Dataset records:
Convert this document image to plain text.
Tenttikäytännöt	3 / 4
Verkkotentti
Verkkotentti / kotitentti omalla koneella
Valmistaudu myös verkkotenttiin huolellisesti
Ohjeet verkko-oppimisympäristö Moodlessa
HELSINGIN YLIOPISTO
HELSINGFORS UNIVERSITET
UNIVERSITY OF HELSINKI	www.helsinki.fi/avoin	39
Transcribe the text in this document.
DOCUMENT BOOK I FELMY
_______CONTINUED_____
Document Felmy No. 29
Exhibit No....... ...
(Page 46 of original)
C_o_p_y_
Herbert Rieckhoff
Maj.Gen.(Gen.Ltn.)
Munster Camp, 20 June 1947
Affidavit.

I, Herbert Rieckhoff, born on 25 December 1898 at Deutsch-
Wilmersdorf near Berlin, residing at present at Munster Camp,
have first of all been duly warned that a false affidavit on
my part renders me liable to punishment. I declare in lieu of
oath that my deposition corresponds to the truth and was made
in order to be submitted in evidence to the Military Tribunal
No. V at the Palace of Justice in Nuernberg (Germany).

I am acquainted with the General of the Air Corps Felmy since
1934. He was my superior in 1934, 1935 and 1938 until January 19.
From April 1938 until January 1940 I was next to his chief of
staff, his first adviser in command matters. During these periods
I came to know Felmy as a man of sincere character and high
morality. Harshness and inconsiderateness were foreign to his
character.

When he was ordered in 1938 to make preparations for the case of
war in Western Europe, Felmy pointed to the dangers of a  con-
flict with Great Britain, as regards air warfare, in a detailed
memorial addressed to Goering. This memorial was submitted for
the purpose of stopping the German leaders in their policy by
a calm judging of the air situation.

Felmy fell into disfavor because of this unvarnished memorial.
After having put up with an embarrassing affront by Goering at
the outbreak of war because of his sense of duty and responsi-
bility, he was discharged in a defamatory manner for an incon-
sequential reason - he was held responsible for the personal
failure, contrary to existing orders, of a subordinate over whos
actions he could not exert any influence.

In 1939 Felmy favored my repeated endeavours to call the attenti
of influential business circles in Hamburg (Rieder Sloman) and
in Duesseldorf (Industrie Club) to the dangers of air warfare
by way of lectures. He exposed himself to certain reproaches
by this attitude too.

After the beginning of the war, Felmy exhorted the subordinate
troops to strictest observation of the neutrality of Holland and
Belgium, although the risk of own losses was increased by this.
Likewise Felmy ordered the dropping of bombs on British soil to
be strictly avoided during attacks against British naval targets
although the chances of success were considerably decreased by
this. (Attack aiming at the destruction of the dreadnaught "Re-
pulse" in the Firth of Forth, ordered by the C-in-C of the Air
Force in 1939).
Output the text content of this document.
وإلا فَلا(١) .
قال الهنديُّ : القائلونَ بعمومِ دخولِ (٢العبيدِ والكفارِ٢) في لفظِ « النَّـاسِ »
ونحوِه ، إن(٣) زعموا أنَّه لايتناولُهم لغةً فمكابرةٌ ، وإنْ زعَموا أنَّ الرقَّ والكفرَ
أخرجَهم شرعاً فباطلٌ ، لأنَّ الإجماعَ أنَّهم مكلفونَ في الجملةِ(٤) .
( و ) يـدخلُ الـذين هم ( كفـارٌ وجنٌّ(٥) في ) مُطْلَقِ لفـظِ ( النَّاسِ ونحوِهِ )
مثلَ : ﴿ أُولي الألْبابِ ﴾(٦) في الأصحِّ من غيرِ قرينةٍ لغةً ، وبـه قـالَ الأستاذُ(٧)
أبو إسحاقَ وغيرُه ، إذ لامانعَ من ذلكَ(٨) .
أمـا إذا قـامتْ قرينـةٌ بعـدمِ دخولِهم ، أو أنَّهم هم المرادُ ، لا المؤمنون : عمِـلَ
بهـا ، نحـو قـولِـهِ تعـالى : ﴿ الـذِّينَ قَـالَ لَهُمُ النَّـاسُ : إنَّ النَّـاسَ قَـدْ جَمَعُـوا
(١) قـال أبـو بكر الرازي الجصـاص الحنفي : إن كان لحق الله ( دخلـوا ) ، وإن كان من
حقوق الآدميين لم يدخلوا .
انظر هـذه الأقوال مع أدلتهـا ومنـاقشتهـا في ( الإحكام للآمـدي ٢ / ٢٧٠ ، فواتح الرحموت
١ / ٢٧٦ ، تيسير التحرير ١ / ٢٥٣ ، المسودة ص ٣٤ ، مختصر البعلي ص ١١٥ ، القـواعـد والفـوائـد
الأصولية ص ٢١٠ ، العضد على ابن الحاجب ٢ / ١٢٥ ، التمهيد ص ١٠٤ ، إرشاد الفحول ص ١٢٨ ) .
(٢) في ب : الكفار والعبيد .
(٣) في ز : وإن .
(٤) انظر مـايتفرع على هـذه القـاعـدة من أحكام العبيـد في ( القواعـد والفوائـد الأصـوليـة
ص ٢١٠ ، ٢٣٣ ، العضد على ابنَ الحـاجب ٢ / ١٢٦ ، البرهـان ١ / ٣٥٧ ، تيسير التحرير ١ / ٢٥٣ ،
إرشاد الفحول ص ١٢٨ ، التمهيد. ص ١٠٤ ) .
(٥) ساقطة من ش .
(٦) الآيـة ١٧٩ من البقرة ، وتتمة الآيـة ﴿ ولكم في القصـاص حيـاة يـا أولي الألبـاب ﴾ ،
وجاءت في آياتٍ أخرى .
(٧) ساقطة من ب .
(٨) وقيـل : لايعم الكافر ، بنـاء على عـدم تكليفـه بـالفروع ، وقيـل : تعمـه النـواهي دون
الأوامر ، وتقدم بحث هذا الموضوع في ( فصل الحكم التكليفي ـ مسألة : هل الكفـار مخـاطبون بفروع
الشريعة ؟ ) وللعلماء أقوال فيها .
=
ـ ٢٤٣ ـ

What is required:
Send back each record exactly as it stands.

Final result:
Convert this document image to plain text.
Tenttikäytännöt	3 / 4
Verkkotentti
Verkkotentti / kotitentti omalla koneella
Valmistaudu myös verkkotenttiin huolellisesti
Ohjeet verkko-oppimisympäristö Moodlessa
HELSINGIN YLIOPISTO
HELSINGFORS UNIVERSITET
UNIVERSITY OF HELSINKI	www.helsinki.fi/avoin	39
Transcribe the text in this document.
DOCUMENT BOOK I FELMY
_______CONTINUED_____
Document Felmy No. 29
Exhibit No....... ...
(Page 46 of original)
C_o_p_y_
Herbert Rieckhoff
Maj.Gen.(Gen.Ltn.)
Munster Camp, 20 June 1947
Affidavit.

I, Herbert Rieckhoff, born on 25 December 1898 at Deutsch-
Wilmersdorf near Berlin, residing at present at Munster Camp,
have first of all been duly warned that a false affidavit on
my part renders me liable to punishment. I declare in lieu of
oath that my deposition corresponds to the truth and was made
in order to be submitted in evidence to the Military Tribunal
No. V at the Palace of Justice in Nuernberg (Germany).

I am acquainted with the General of the Air Corps Felmy since
1934. He was my superior in 1934, 1935 and 1938 until January 19.
From April 1938 until January 1940 I was next to his chief of
staff, his first adviser in command matters. During these periods
I came to know Felmy as a man of sincere character and high
morality. Harshness and inconsiderateness were foreign to his
character.

When he was ordered in 1938 to make preparations for the case of
war in Western Europe, Felmy pointed to the dangers of a  con-
flict with Great Britain, as regards air warfare, in a detailed
memorial addressed to Goering. This memorial was submitted for
the purpose of stopping the German leaders in their policy by
a calm judging of the air situation.

Felmy fell into disfavor because of this unvarnished memorial.
After having put up with an embarrassing affront by Goering at
the outbreak of war because of his sense of duty and responsi-
bility, he was discharged in a defamatory manner for an incon-
sequential reason - he was held responsible for the personal
failure, contrary to existing orders, of a subordinate over whos
actions he could not exert any influence.

In 1939 Felmy favored my repeated endeavours to call the attenti
of influential business circles in Hamburg (Rieder Sloman) and
in Duesseldorf (Industrie Club) to the dangers of air warfare
by way of lectures. He exposed himself to certain reproaches
by this attitude too.

After the beginning of the war, Felmy exhorted the subordinate
troops to strictest observation of the neutrality of Holland and
Belgium, although the risk of own losses was increased by this.
Likewise Felmy ordered the dropping of bombs on British soil to
be strictly avoided during attacks against British naval targets
although the chances of success were considerably decreased by
this. (Attack aiming at the destruction of the dreadnaught "Re-
pulse" in the Firth of Forth, ordered by the C-in-C of the Air
Force in 1939).
Output the text content of this document.
وإلا فَلا(١) .
قال الهنديُّ : القائلونَ بعمومِ دخولِ (٢العبيدِ والكفارِ٢) في لفظِ « النَّـاسِ »
ونحوِه ، إن(٣) زعموا أنَّه لايتناولُهم لغةً فمكابرةٌ ، وإنْ زعَموا أنَّ الرقَّ والكفرَ
أخرجَهم شرعاً فباطلٌ ، لأنَّ الإجماعَ أنَّهم مكلفونَ في الجملةِ(٤) .
( و ) يـدخلُ الـذين هم ( كفـارٌ وجنٌّ(٥) في ) مُطْلَقِ لفـظِ ( النَّاسِ ونحوِهِ )
مثلَ : ﴿ أُولي الألْبابِ ﴾(٦) في الأصحِّ من غيرِ قرينةٍ لغةً ، وبـه قـالَ الأستاذُ(٧)
أبو إسحاقَ وغيرُه ، إذ لامانعَ من ذلكَ(٨) .
أمـا إذا قـامتْ قرينـةٌ بعـدمِ دخولِهم ، أو أنَّهم هم المرادُ ، لا المؤمنون : عمِـلَ
بهـا ، نحـو قـولِـهِ تعـالى : ﴿ الـذِّينَ قَـالَ لَهُمُ النَّـاسُ : إنَّ النَّـاسَ قَـدْ جَمَعُـوا
(١) قـال أبـو بكر الرازي الجصـاص الحنفي : إن كان لحق الله ( دخلـوا ) ، وإن كان من
حقوق الآدميين لم يدخلوا .
انظر هـذه الأقوال مع أدلتهـا ومنـاقشتهـا في ( الإحكام للآمـدي ٢ / ٢٧٠ ، فواتح الرحموت
١ / ٢٧٦ ، تيسير التحرير ١ / ٢٥٣ ، المسودة ص ٣٤ ، مختصر البعلي ص ١١٥ ، القـواعـد والفـوائـد
الأصولية ص ٢١٠ ، العضد على ابن الحاجب ٢ / ١٢٥ ، التمهيد ص ١٠٤ ، إرشاد الفحول ص ١٢٨ ) .
(٢) في ب : الكفار والعبيد .
(٣) في ز : وإن .
(٤) انظر مـايتفرع على هـذه القـاعـدة من أحكام العبيـد في ( القواعـد والفوائـد الأصـوليـة
ص ٢١٠ ، ٢٣٣ ، العضد على ابنَ الحـاجب ٢ / ١٢٦ ، البرهـان ١ / ٣٥٧ ، تيسير التحرير ١ / ٢٥٣ ،
إرشاد الفحول ص ١٢٨ ، التمهيد. ص ١٠٤ ) .
(٥) ساقطة من ش .
(٦) الآيـة ١٧٩ من البقرة ، وتتمة الآيـة ﴿ ولكم في القصـاص حيـاة يـا أولي الألبـاب ﴾ ،
وجاءت في آياتٍ أخرى .
(٧) ساقطة من ب .
(٨) وقيـل : لايعم الكافر ، بنـاء على عـدم تكليفـه بـالفروع ، وقيـل : تعمـه النـواهي دون
الأوامر ، وتقدم بحث هذا الموضوع في ( فصل الحكم التكليفي ـ مسألة : هل الكفـار مخـاطبون بفروع
الشريعة ؟ ) وللعلماء أقوال فيها .
=
ـ ٢٤٣ ـ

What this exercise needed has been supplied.